**Objective**
In the records that follow, locate every line with "prochain" and extract it.

-- Start Records for the exercise --

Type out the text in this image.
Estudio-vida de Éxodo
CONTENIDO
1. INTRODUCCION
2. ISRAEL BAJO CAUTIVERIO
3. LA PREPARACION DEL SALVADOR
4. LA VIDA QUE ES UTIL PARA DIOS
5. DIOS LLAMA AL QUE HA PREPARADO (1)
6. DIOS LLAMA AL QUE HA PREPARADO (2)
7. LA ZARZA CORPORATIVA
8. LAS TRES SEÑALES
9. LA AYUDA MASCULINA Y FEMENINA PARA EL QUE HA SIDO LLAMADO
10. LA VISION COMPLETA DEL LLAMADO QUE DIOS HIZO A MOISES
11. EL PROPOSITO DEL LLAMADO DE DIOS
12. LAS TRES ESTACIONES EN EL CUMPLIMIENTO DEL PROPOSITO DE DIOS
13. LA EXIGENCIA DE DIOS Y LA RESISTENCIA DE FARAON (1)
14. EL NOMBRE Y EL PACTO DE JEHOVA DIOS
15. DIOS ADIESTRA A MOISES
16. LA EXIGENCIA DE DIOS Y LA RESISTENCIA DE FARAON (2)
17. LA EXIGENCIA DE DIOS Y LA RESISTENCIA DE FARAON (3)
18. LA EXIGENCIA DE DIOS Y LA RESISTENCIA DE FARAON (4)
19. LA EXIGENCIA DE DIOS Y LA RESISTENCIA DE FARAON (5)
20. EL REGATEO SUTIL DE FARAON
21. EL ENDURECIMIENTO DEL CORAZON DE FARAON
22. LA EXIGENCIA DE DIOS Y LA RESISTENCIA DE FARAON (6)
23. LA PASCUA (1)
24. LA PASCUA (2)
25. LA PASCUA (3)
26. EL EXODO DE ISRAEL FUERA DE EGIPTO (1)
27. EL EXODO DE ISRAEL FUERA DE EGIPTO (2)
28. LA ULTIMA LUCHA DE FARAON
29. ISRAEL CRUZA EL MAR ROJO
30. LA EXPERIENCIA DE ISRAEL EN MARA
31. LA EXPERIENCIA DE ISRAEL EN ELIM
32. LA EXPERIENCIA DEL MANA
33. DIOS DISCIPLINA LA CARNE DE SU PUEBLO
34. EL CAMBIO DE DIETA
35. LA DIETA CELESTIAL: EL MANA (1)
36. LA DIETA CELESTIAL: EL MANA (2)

-- End Records for the exercise --
-- Start Records for the exercise --

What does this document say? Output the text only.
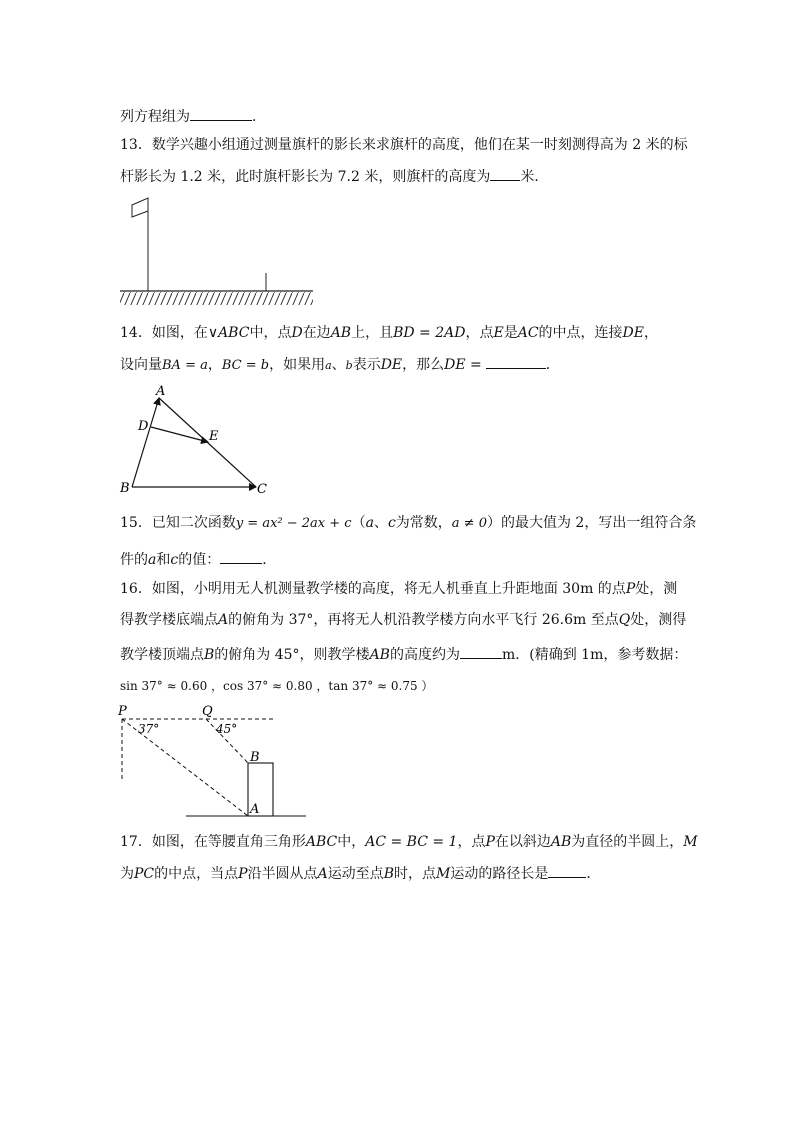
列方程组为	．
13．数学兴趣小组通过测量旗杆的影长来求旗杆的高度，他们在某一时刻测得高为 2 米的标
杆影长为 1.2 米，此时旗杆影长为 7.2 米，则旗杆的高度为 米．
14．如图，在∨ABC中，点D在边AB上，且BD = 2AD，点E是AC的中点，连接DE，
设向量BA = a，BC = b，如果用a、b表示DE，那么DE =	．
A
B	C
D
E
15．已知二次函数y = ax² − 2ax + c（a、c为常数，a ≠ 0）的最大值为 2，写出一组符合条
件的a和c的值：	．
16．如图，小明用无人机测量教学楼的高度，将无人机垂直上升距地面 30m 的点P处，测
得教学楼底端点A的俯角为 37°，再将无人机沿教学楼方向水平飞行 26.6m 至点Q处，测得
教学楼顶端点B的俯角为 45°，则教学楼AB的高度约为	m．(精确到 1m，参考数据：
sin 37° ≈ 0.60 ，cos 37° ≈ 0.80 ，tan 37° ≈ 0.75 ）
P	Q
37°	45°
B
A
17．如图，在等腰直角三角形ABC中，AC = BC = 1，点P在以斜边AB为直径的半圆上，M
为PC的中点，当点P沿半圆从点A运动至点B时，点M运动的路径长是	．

-- End Records for the exercise --
-- Start Records for the exercise --

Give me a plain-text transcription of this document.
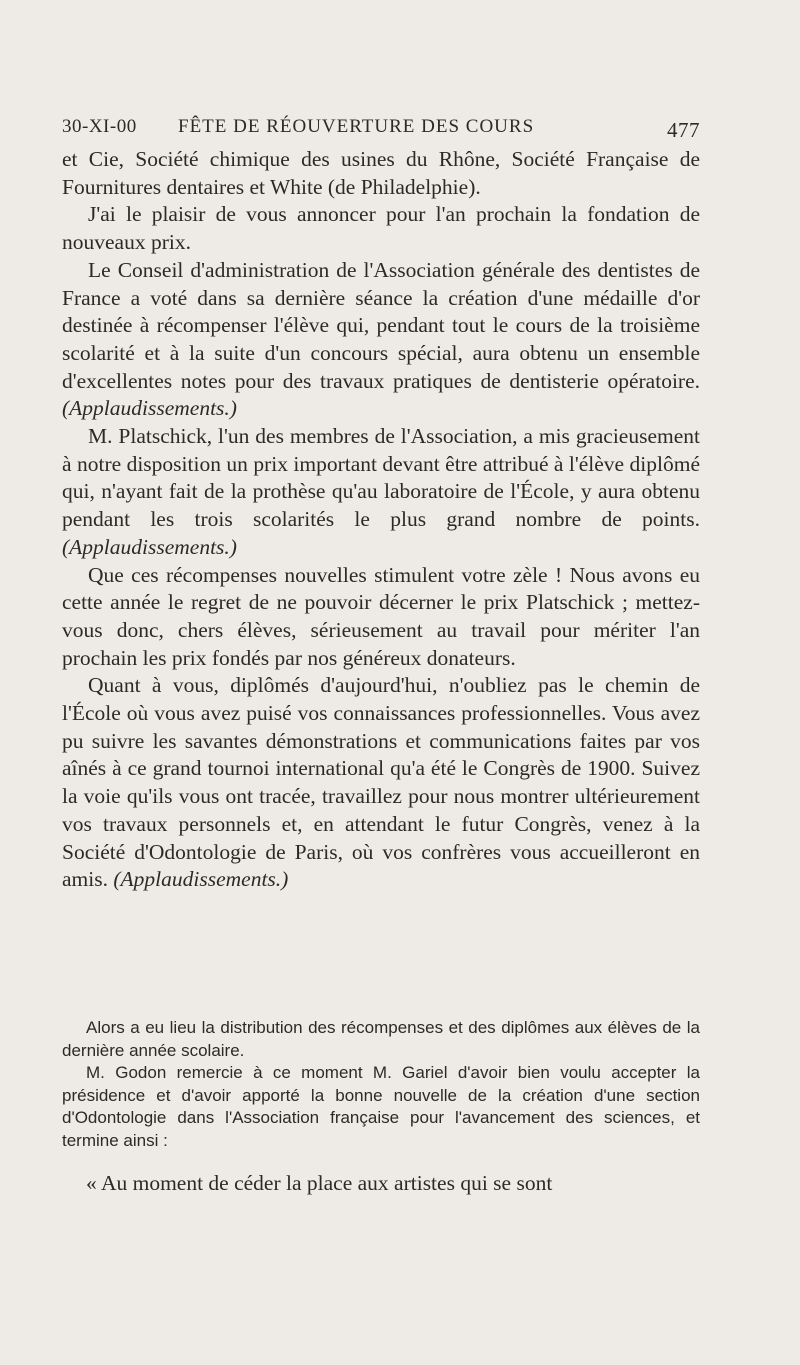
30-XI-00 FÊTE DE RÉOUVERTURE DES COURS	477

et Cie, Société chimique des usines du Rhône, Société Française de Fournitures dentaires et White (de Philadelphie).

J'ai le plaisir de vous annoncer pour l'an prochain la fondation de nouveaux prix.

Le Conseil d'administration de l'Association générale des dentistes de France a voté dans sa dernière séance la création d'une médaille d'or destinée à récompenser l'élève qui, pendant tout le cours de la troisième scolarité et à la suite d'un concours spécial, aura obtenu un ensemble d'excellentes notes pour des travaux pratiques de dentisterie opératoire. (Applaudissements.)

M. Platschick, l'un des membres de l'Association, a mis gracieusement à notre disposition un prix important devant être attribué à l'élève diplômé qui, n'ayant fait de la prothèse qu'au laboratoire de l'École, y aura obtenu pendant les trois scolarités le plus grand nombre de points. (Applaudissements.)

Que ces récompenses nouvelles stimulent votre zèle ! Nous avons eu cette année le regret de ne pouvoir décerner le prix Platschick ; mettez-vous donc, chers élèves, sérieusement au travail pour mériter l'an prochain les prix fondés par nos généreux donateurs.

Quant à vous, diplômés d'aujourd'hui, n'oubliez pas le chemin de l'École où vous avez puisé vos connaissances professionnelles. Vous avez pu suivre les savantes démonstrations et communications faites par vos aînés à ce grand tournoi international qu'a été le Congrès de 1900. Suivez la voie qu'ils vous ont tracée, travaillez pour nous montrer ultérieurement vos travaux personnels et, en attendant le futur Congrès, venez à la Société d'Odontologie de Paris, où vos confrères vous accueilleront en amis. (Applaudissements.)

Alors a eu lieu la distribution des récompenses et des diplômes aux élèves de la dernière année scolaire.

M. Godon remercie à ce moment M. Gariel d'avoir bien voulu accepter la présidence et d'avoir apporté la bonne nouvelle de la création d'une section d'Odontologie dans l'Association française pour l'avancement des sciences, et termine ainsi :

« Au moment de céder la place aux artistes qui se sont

-- End Records for the exercise --

**The response**
J'ai le plaisir de vous annoncer pour l'an prochain la fondation de nouveaux prix.
Que ces récompenses nouvelles stimulent votre zèle ! Nous avons eu cette année le regret de ne pouvoir décerner le prix Platschick ; mettez-vous donc, chers élèves, sérieusement au travail pour mériter l'an prochain les prix fondés par nos généreux donateurs.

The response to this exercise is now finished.